■ GOAL OF THE EXERCISE
Only the number is wanted: count the lines that contain "zakonsko".

══════════

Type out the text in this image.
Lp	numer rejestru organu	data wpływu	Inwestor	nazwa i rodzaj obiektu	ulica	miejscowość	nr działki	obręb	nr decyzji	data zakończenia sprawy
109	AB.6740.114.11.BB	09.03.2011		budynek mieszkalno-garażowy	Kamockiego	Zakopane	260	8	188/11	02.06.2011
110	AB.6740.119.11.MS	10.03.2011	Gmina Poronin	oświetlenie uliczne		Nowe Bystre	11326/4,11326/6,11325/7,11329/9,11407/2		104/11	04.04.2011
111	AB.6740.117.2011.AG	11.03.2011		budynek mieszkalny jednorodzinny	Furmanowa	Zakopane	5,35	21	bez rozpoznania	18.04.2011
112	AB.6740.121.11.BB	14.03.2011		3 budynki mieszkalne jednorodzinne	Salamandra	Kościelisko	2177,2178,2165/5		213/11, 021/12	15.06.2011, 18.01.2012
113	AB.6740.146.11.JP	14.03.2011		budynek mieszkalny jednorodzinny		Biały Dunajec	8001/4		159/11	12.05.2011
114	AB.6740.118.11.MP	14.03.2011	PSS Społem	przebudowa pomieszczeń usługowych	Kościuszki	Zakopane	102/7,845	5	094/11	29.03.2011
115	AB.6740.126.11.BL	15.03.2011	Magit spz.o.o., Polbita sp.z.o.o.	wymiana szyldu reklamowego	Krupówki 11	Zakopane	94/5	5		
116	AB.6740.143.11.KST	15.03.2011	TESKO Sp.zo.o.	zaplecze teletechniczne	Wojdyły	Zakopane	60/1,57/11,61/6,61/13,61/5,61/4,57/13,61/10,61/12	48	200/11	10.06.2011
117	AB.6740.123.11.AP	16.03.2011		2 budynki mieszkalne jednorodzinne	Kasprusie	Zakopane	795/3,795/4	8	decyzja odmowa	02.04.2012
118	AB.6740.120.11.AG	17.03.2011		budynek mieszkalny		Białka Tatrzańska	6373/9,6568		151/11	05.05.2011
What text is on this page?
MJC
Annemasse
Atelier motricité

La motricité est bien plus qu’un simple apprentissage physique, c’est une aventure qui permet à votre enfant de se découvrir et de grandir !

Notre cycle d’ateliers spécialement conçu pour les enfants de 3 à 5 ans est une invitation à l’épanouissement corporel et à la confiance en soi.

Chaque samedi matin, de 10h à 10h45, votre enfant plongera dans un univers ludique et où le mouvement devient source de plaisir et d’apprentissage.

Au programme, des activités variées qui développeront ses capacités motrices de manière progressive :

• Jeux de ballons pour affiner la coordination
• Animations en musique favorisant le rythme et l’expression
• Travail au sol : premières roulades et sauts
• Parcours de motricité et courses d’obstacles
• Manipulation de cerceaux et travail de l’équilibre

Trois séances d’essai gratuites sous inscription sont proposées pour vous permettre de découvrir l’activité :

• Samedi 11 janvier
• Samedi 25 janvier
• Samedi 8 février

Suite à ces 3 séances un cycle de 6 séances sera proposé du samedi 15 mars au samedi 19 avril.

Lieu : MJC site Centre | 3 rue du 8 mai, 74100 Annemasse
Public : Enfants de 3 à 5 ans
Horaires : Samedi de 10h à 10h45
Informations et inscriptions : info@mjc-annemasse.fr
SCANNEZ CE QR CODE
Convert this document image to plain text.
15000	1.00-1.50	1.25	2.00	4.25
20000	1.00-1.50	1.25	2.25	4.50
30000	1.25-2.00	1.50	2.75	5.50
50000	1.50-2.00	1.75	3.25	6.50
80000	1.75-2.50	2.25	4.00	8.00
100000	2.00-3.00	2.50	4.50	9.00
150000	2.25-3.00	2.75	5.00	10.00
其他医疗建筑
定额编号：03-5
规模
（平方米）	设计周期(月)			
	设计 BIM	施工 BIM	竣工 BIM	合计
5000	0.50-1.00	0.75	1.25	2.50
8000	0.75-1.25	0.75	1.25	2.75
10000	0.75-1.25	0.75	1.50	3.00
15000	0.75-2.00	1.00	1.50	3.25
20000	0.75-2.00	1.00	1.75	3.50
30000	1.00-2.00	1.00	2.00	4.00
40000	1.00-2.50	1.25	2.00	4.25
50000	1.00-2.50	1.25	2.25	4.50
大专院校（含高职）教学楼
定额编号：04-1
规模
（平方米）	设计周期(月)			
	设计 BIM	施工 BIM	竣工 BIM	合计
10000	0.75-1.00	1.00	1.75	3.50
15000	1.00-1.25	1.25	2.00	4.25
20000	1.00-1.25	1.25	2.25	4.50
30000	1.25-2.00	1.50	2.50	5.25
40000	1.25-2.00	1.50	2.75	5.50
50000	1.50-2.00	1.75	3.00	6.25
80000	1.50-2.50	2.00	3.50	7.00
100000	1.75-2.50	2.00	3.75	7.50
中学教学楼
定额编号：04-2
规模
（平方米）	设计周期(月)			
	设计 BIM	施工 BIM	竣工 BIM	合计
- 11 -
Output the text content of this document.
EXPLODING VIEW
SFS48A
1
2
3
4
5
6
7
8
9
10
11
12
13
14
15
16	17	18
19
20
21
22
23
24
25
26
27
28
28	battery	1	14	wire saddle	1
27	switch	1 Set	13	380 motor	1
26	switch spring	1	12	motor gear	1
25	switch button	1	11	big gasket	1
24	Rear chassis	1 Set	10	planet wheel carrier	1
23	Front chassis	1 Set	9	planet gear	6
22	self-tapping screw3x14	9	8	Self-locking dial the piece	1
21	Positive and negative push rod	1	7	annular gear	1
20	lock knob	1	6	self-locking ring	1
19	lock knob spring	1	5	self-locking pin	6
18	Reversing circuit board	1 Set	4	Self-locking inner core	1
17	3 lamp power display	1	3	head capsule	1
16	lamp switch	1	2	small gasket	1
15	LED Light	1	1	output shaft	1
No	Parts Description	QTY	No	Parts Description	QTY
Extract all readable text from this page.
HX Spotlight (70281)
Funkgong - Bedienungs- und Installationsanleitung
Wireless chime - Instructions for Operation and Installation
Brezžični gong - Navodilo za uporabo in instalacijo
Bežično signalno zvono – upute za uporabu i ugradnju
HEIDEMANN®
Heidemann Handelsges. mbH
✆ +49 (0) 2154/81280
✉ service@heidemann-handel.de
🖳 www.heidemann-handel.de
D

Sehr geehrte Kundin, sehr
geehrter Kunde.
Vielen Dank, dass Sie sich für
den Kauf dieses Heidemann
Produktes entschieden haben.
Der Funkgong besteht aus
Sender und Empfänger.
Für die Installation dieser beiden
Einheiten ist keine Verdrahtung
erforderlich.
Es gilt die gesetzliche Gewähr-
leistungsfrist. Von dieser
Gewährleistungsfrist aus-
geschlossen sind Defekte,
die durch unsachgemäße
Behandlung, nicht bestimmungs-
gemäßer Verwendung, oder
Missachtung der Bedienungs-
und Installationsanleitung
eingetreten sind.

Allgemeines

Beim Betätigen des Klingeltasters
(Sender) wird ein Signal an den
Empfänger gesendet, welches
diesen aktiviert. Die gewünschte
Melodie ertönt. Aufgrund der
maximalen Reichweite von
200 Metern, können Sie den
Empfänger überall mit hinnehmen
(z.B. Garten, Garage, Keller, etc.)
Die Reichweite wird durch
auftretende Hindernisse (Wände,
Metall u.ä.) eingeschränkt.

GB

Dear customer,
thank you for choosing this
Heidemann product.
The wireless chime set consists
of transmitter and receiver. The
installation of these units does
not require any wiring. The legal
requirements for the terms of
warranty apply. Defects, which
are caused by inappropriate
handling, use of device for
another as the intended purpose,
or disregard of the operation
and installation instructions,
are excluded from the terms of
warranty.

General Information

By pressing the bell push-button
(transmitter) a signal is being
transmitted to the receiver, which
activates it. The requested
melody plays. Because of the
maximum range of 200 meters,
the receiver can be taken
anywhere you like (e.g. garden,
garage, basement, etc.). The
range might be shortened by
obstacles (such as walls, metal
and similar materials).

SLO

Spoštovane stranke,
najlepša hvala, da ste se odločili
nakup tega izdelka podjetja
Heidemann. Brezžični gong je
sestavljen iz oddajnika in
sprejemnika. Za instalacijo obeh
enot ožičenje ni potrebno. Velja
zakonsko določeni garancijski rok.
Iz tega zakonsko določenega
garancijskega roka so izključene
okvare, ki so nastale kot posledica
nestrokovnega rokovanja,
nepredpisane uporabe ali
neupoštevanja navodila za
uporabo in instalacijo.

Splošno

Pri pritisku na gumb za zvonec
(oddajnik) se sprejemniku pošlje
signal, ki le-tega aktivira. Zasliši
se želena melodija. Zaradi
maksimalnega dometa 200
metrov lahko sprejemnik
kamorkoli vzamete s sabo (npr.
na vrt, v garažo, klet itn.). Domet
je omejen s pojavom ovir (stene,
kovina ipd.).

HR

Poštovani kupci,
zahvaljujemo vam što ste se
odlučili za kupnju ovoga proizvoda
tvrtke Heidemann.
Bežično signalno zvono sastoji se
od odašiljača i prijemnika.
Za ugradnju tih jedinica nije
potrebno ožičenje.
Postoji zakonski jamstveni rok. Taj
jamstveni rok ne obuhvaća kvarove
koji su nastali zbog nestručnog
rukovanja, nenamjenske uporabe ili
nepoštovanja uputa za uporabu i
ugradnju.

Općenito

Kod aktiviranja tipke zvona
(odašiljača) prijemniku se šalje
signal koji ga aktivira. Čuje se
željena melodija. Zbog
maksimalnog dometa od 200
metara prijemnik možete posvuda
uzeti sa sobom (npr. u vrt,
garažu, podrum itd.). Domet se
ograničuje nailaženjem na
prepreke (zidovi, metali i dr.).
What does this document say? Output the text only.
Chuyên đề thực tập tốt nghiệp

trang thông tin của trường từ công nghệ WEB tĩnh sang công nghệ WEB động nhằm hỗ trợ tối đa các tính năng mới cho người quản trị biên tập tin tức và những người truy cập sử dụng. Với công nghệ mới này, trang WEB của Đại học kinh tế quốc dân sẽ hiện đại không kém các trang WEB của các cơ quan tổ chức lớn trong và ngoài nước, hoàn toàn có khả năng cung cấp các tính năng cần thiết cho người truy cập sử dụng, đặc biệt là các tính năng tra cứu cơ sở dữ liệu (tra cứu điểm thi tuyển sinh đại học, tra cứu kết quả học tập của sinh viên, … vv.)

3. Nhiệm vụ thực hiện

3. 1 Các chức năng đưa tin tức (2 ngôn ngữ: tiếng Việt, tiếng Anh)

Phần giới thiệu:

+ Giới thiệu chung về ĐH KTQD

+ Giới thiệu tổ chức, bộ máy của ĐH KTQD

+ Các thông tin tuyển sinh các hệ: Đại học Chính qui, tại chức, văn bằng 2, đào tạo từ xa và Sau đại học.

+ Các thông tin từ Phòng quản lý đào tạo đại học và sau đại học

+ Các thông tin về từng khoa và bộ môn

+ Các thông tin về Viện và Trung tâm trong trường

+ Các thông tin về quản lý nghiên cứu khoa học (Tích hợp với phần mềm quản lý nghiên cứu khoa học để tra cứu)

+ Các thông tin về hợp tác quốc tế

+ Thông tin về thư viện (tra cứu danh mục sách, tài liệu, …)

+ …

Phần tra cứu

══════════

■ REPLY TO THE TASK
2